(Stored dataset items)
=-=-=
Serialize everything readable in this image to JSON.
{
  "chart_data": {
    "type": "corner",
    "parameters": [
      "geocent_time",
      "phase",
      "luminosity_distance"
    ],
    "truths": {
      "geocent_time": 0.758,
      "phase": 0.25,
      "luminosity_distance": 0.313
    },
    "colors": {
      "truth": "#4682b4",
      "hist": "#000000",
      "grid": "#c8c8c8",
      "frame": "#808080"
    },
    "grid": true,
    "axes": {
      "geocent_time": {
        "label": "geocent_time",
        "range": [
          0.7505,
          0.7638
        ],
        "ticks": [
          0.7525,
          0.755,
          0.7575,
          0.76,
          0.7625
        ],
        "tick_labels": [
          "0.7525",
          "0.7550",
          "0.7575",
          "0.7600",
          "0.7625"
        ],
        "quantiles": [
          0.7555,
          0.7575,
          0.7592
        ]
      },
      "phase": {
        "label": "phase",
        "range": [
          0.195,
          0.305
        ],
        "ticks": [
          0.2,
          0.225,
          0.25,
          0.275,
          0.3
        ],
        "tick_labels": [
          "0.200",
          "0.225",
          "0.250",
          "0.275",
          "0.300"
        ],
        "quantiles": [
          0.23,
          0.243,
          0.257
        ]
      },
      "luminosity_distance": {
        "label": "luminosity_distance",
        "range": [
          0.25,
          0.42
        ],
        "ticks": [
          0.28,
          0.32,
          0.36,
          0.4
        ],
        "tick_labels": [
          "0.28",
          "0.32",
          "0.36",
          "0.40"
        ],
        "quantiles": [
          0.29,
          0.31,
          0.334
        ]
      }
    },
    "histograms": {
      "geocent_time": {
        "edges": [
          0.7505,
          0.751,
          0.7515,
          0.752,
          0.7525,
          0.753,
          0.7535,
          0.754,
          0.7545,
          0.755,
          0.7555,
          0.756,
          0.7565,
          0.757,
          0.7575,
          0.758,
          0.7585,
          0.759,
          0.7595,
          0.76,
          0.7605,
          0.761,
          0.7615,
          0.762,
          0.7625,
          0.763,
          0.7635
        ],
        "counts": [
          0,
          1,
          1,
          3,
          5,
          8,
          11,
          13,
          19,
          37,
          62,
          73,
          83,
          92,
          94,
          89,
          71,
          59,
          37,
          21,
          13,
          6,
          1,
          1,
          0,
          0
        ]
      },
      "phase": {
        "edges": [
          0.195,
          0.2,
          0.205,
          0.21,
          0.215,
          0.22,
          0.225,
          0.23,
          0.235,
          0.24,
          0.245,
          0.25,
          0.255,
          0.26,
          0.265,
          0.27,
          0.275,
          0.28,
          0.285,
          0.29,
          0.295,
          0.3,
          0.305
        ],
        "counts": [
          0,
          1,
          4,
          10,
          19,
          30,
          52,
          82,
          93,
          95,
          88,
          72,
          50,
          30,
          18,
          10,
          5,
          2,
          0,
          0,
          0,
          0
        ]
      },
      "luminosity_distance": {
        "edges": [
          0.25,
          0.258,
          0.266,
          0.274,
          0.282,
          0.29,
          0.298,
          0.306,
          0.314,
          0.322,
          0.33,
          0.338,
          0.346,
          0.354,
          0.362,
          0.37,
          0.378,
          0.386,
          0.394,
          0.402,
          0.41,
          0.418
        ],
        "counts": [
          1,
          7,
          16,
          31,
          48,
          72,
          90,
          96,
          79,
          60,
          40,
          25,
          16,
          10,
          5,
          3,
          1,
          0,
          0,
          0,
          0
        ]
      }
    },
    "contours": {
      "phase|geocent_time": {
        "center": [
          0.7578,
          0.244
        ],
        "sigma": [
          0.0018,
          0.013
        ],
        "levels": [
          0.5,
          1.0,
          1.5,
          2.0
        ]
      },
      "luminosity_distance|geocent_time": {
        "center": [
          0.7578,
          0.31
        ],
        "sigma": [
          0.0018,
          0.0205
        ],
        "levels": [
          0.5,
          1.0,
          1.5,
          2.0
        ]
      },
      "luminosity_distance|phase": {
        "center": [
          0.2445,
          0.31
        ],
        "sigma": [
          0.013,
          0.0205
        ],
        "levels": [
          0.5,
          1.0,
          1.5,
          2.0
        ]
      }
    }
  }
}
=-=-=
• Task details:
All of the lines above must be returned exactly.

• Reply to the exercise:
Serialize everything readable in this image to JSON.
{
  "chart_data": {
    "type": "corner",
    "parameters": [
      "geocent_time",
      "phase",
      "luminosity_distance"
    ],
    "truths": {
      "geocent_time": 0.758,
      "phase": 0.25,
      "luminosity_distance": 0.313
    },
    "colors": {
      "truth": "#4682b4",
      "hist": "#000000",
      "grid": "#c8c8c8",
      "frame": "#808080"
    },
    "grid": true,
    "axes": {
      "geocent_time": {
        "label": "geocent_time",
        "range": [
          0.7505,
          0.7638
        ],
        "ticks": [
          0.7525,
          0.755,
          0.7575,
          0.76,
          0.7625
        ],
        "tick_labels": [
          "0.7525",
          "0.7550",
          "0.7575",
          "0.7600",
          "0.7625"
        ],
        "quantiles": [
          0.7555,
          0.7575,
          0.7592
        ]
      },
      "phase": {
        "label": "phase",
        "range": [
          0.195,
          0.305
        ],
        "ticks": [
          0.2,
          0.225,
          0.25,
          0.275,
          0.3
        ],
        "tick_labels": [
          "0.200",
          "0.225",
          "0.250",
          "0.275",
          "0.300"
        ],
        "quantiles": [
          0.23,
          0.243,
          0.257
        ]
      },
      "luminosity_distance": {
        "label": "luminosity_distance",
        "range": [
          0.25,
          0.42
        ],
        "ticks": [
          0.28,
          0.32,
          0.36,
          0.4
        ],
        "tick_labels": [
          "0.28",
          "0.32",
          "0.36",
          "0.40"
        ],
        "quantiles": [
          0.29,
          0.31,
          0.334
        ]
      }
    },
    "histograms": {
      "geocent_time": {
        "edges": [
          0.7505,
          0.751,
          0.7515,
          0.752,
          0.7525,
          0.753,
          0.7535,
          0.754,
          0.7545,
          0.755,
          0.7555,
          0.756,
          0.7565,
          0.757,
          0.7575,
          0.758,
          0.7585,
          0.759,
          0.7595,
          0.76,
          0.7605,
          0.761,
          0.7615,
          0.762,
          0.7625,
          0.763,
          0.7635
        ],
        "counts": [
          0,
          1,
          1,
          3,
          5,
          8,
          11,
          13,
          19,
          37,
          62,
          73,
          83,
          92,
          94,
          89,
          71,
          59,
          37,
          21,
          13,
          6,
          1,
          1,
          0,
          0
        ]
      },
      "phase": {
        "edges": [
          0.195,
          0.2,
          0.205,
          0.21,
          0.215,
          0.22,
          0.225,
          0.23,
          0.235,
          0.24,
          0.245,
          0.25,
          0.255,
          0.26,
          0.265,
          0.27,
          0.275,
          0.28,
          0.285,
          0.29,
          0.295,
          0.3,
          0.305
        ],
        "counts": [
          0,
          1,
          4,
          10,
          19,
          30,
          52,
          82,
          93,
          95,
          88,
          72,
          50,
          30,
          18,
          10,
          5,
          2,
          0,
          0,
          0,
          0
        ]
      },
      "luminosity_distance": {
        "edges": [
          0.25,
          0.258,
          0.266,
          0.274,
          0.282,
          0.29,
          0.298,
          0.306,
          0.314,
          0.322,
          0.33,
          0.338,
          0.346,
          0.354,
          0.362,
          0.37,
          0.378,
          0.386,
          0.394,
          0.402,
          0.41,
          0.418
        ],
        "counts": [
          1,
          7,
          16,
          31,
          48,
          72,
          90,
          96,
          79,
          60,
          40,
          25,
          16,
          10,
          5,
          3,
          1,
          0,
          0,
          0,
          0
        ]
      }
    },
    "contours": {
      "phase|geocent_time": {
        "center": [
          0.7578,
          0.244
        ],
        "sigma": [
          0.0018,
          0.013
        ],
        "levels": [
          0.5,
          1.0,
          1.5,
          2.0
        ]
      },
      "luminosity_distance|geocent_time": {
        "center": [
          0.7578,
          0.31
        ],
        "sigma": [
          0.0018,
          0.0205
        ],
        "levels": [
          0.5,
          1.0,
          1.5,
          2.0
        ]
      },
      "luminosity_distance|phase": {
        "center": [
          0.2445,
          0.31
        ],
        "sigma": [
          0.013,
          0.0205
        ],
        "levels": [
          0.5,
          1.0,
          1.5,
          2.0
        ]
      }
    }
  }
}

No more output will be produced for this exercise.